Your task is to transcribe all the entries exactly, excluding pictures.

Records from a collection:
►

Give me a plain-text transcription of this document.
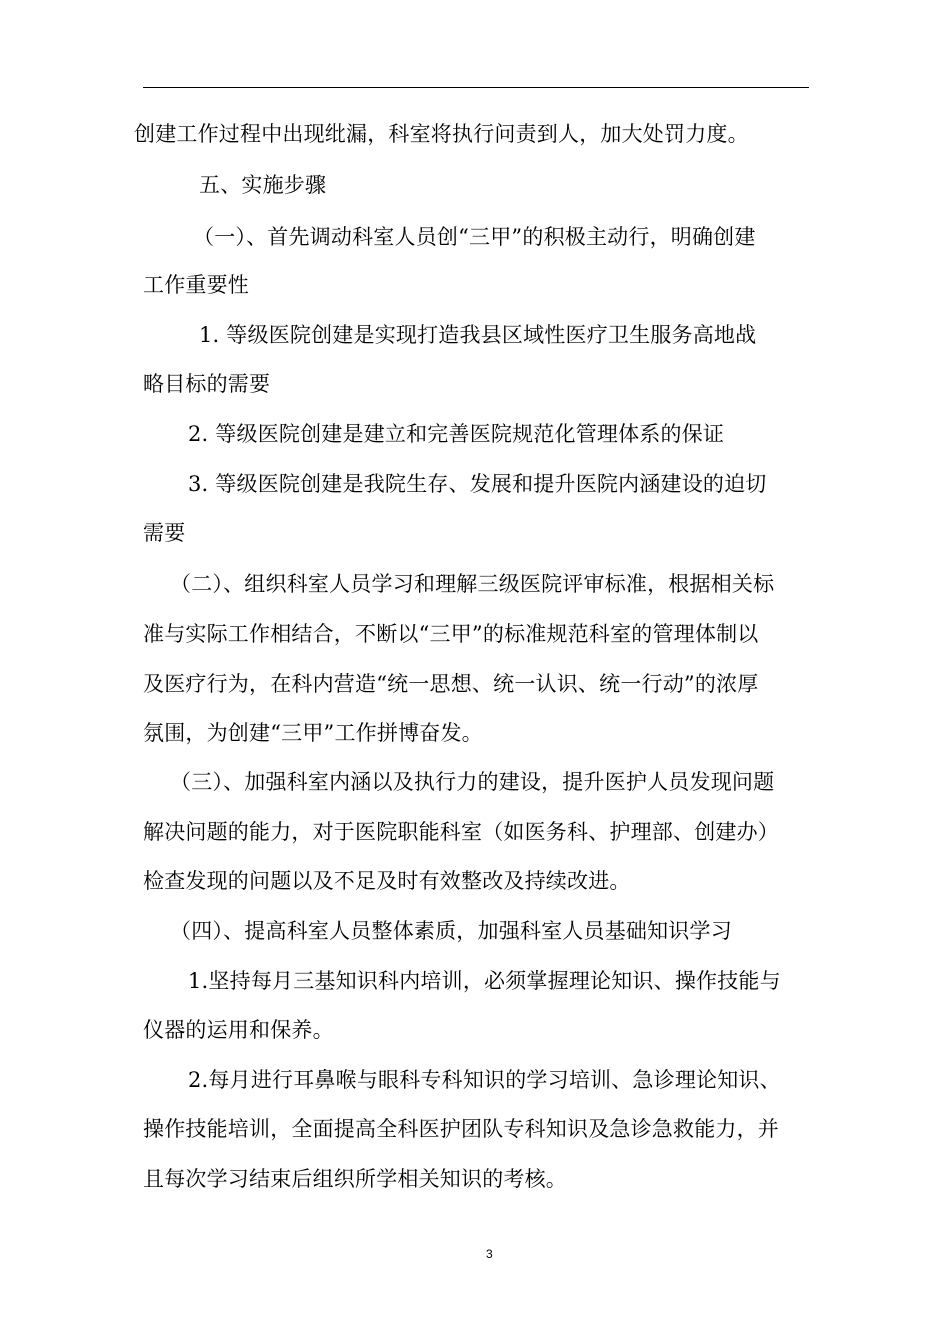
创建工作过程中出现纰漏，科室将执行问责到人，加大处罚力度。
五、实施步骤
（一）、首先调动科室人员创“三甲”的积极主动行，明确创建
工作重要性
1. 等级医院创建是实现打造我县区域性医疗卫生服务高地战
略目标的需要
2. 等级医院创建是建立和完善医院规范化管理体系的保证
3. 等级医院创建是我院生存、发展和提升医院内涵建设的迫切
需要
（二）、组织科室人员学习和理解三级医院评审标准，根据相关标
准与实际工作相结合，不断以“三甲”的标准规范科室的管理体制以
及医疗行为，在科内营造“统一思想、统一认识、统一行动”的浓厚
氛围，为创建“三甲”工作拼博奋发。
（三）、加强科室内涵以及执行力的建设，提升医护人员发现问题
解决问题的能力，对于医院职能科室（如医务科、护理部、创建办）
检查发现的问题以及不足及时有效整改及持续改进。
（四）、提高科室人员整体素质，加强科室人员基础知识学习
1.坚持每月三基知识科内培训，必须掌握理论知识、操作技能与
仪器的运用和保养。
2.每月进行耳鼻喉与眼科专科知识的学习培训、急诊理论知识、
操作技能培训，全面提高全科医护团队专科知识及急诊急救能力，并
且每次学习结束后组织所学相关知识的考核。
3
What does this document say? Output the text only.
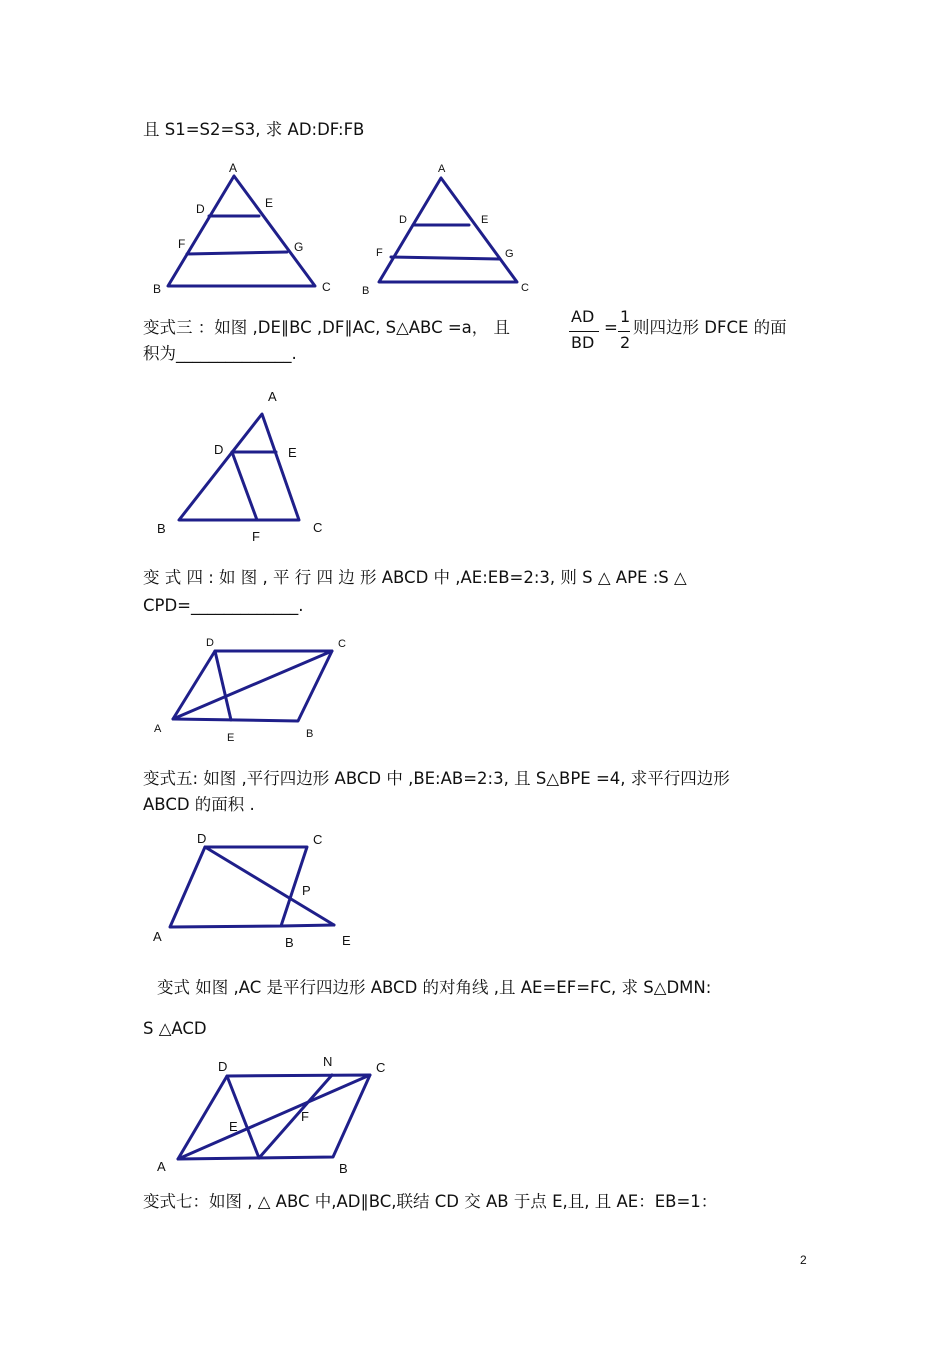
且 S1=S2=S3, 求 AD:DF:FB
变式三 ：如图 ,DE∥BC ,DF∥AC, S△ABC =a， 且
AD
BD
=
1
2
则四边形 DFCE 的面
积为______________.
变 式 四 : 如 图 , 平 行 四 边 形 ABCD 中 ,AE:EB=2:3, 则 S △ APE :S △
CPD=_____________.
变式五: 如图 ,平行四边形 ABCD 中 ,BE:AB=2:3, 且 S△BPE =4, 求平行四边形
ABCD 的面积 .
变式 如图 ,AC 是平行四边形 ABCD 的对角线 ,且 AE=EF=FC, 求 S△DMN:
S △ACD
变式七：如图 , △ ABC 中,AD∥BC,联结 CD 交 AB 于点 E,且, 且 AE：EB=1：
2
A
D	E
F	G
B	C
A
D	E
F	G
B	C
A
D	E
B
F
C
D	C
A
E	B
D	C
P
A	B	E
D	N	C
E
F
A	B
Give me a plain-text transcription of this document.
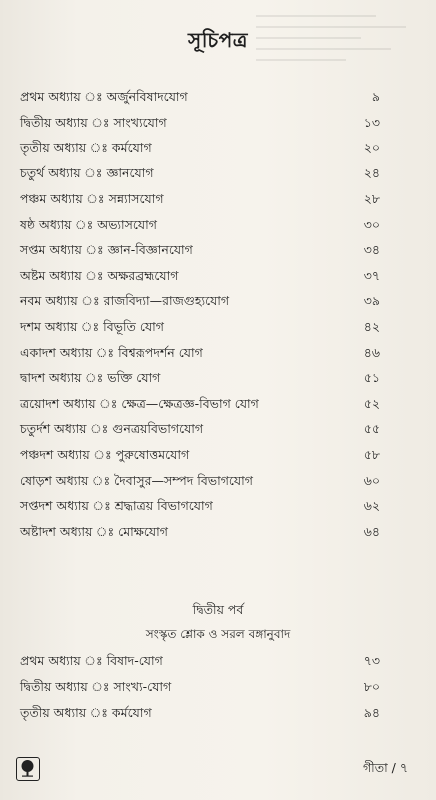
সূচিপত্র
প্রথম অধ্যায় ঃ অর্জুনবিষাদযোগ	৯
দ্বিতীয় অধ্যায় ঃ সাংখ্যযোগ	১৩
তৃতীয় অধ্যায় ঃ কর্মযোগ	২০
চতুর্থ অধ্যায় ঃ জ্ঞানযোগ	২৪
পঞ্চম অধ্যায় ঃ সন্ন্যাসযোগ	২৮
ষষ্ঠ অধ্যায় ঃ অভ্যাসযোগ	৩০
সপ্তম অধ্যায় ঃ জ্ঞান-বিজ্ঞানযোগ	৩৪
অষ্টম অধ্যায় ঃ অক্ষরব্রহ্মযোগ	৩৭
নবম অধ্যায় ঃ রাজবিদ্যা—রাজগুহ্যযোগ	৩৯
দশম অধ্যায় ঃ বিভূতি যোগ	৪২
একাদশ অধ্যায় ঃ বিশ্বরূপদর্শন যোগ	৪৬
দ্বাদশ অধ্যায় ঃ ভক্তি যোগ	৫১
ত্রয়োদশ অধ্যায় ঃ ক্ষেত্র—ক্ষেত্রজ্ঞ-বিভাগ যোগ	৫২
চতুর্দশ অধ্যায় ঃ গুনত্রয়বিভাগযোগ	৫৫
পঞ্চদশ অধ্যায় ঃ পুরুষোত্তমযোগ	৫৮
ষোড়শ অধ্যায় ঃ দৈবাসুর—সম্পদ বিভাগযোগ	৬০
সপ্তদশ অধ্যায় ঃ শ্রদ্ধাত্রয় বিভাগযোগ	৬২
অষ্টাদশ অধ্যায় ঃ মোক্ষযোগ	৬৪
দ্বিতীয় পর্ব
সংস্কৃত শ্লোক ও সরল বঙ্গানুবাদ
প্রথম অধ্যায় ঃ বিষাদ-যোগ	৭৩
দ্বিতীয় অধ্যায় ঃ সাংখ্য-যোগ	৮০
তৃতীয় অধ্যায় ঃ কর্মযোগ	৯৪
গীতা / ৭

◄

--- Final answer ---
Give me a plain-text transcription of this document.
创建工作过程中出现纰漏，科室将执行问责到人，加大处罚力度。
五、实施步骤
（一）、首先调动科室人员创“三甲”的积极主动行，明确创建
工作重要性
1. 等级医院创建是实现打造我县区域性医疗卫生服务高地战
略目标的需要
2. 等级医院创建是建立和完善医院规范化管理体系的保证
3. 等级医院创建是我院生存、发展和提升医院内涵建设的迫切
需要
（二）、组织科室人员学习和理解三级医院评审标准，根据相关标
准与实际工作相结合，不断以“三甲”的标准规范科室的管理体制以
及医疗行为，在科内营造“统一思想、统一认识、统一行动”的浓厚
氛围，为创建“三甲”工作拼博奋发。
（三）、加强科室内涵以及执行力的建设，提升医护人员发现问题
解决问题的能力，对于医院职能科室（如医务科、护理部、创建办）
检查发现的问题以及不足及时有效整改及持续改进。
（四）、提高科室人员整体素质，加强科室人员基础知识学习
1.坚持每月三基知识科内培训，必须掌握理论知识、操作技能与
仪器的运用和保养。
2.每月进行耳鼻喉与眼科专科知识的学习培训、急诊理论知识、
操作技能培训，全面提高全科医护团队专科知识及急诊急救能力，并
且每次学习结束后组织所学相关知识的考核。
3
What does this document say? Output the text only.
且 S1=S2=S3, 求 AD:DF:FB
变式三 ：如图 ,DE∥BC ,DF∥AC, S△ABC =a， 且
AD
BD
=
1
2
则四边形 DFCE 的面
积为______________.
变 式 四 : 如 图 , 平 行 四 边 形 ABCD 中 ,AE:EB=2:3, 则 S △ APE :S △
CPD=_____________.
变式五: 如图 ,平行四边形 ABCD 中 ,BE:AB=2:3, 且 S△BPE =4, 求平行四边形
ABCD 的面积 .
变式 如图 ,AC 是平行四边形 ABCD 的对角线 ,且 AE=EF=FC, 求 S△DMN:
S △ACD
变式七：如图 , △ ABC 中,AD∥BC,联结 CD 交 AB 于点 E,且, 且 AE：EB=1：
2
A
D	E
F	G
B	C
A
D	E
F	G
B	C
A
D	E
B
F
C
D	C
A
E	B
D	C
P
A	B	E
D	N	C
E
F
A	B
Give me a plain-text transcription of this document.
সূচিপত্র
প্রথম অধ্যায় ঃ অর্জুনবিষাদযোগ	৯
দ্বিতীয় অধ্যায় ঃ সাংখ্যযোগ	১৩
তৃতীয় অধ্যায় ঃ কর্মযোগ	২০
চতুর্থ অধ্যায় ঃ জ্ঞানযোগ	২৪
পঞ্চম অধ্যায় ঃ সন্ন্যাসযোগ	২৮
ষষ্ঠ অধ্যায় ঃ অভ্যাসযোগ	৩০
সপ্তম অধ্যায় ঃ জ্ঞান-বিজ্ঞানযোগ	৩৪
অষ্টম অধ্যায় ঃ অক্ষরব্রহ্মযোগ	৩৭
নবম অধ্যায় ঃ রাজবিদ্যা—রাজগুহ্যযোগ	৩৯
দশম অধ্যায় ঃ বিভূতি যোগ	৪২
একাদশ অধ্যায় ঃ বিশ্বরূপদর্শন যোগ	৪৬
দ্বাদশ অধ্যায় ঃ ভক্তি যোগ	৫১
ত্রয়োদশ অধ্যায় ঃ ক্ষেত্র—ক্ষেত্রজ্ঞ-বিভাগ যোগ	৫২
চতুর্দশ অধ্যায় ঃ গুনত্রয়বিভাগযোগ	৫৫
পঞ্চদশ অধ্যায় ঃ পুরুষোত্তমযোগ	৫৮
ষোড়শ অধ্যায় ঃ দৈবাসুর—সম্পদ বিভাগযোগ	৬০
সপ্তদশ অধ্যায় ঃ শ্রদ্ধাত্রয় বিভাগযোগ	৬২
অষ্টাদশ অধ্যায় ঃ মোক্ষযোগ	৬৪
দ্বিতীয় পর্ব
সংস্কৃত শ্লোক ও সরল বঙ্গানুবাদ
প্রথম অধ্যায় ঃ বিষাদ-যোগ	৭৩
দ্বিতীয় অধ্যায় ঃ সাংখ্য-যোগ	৮০
তৃতীয় অধ্যায় ঃ কর্মযোগ	৯৪
গীতা / ৭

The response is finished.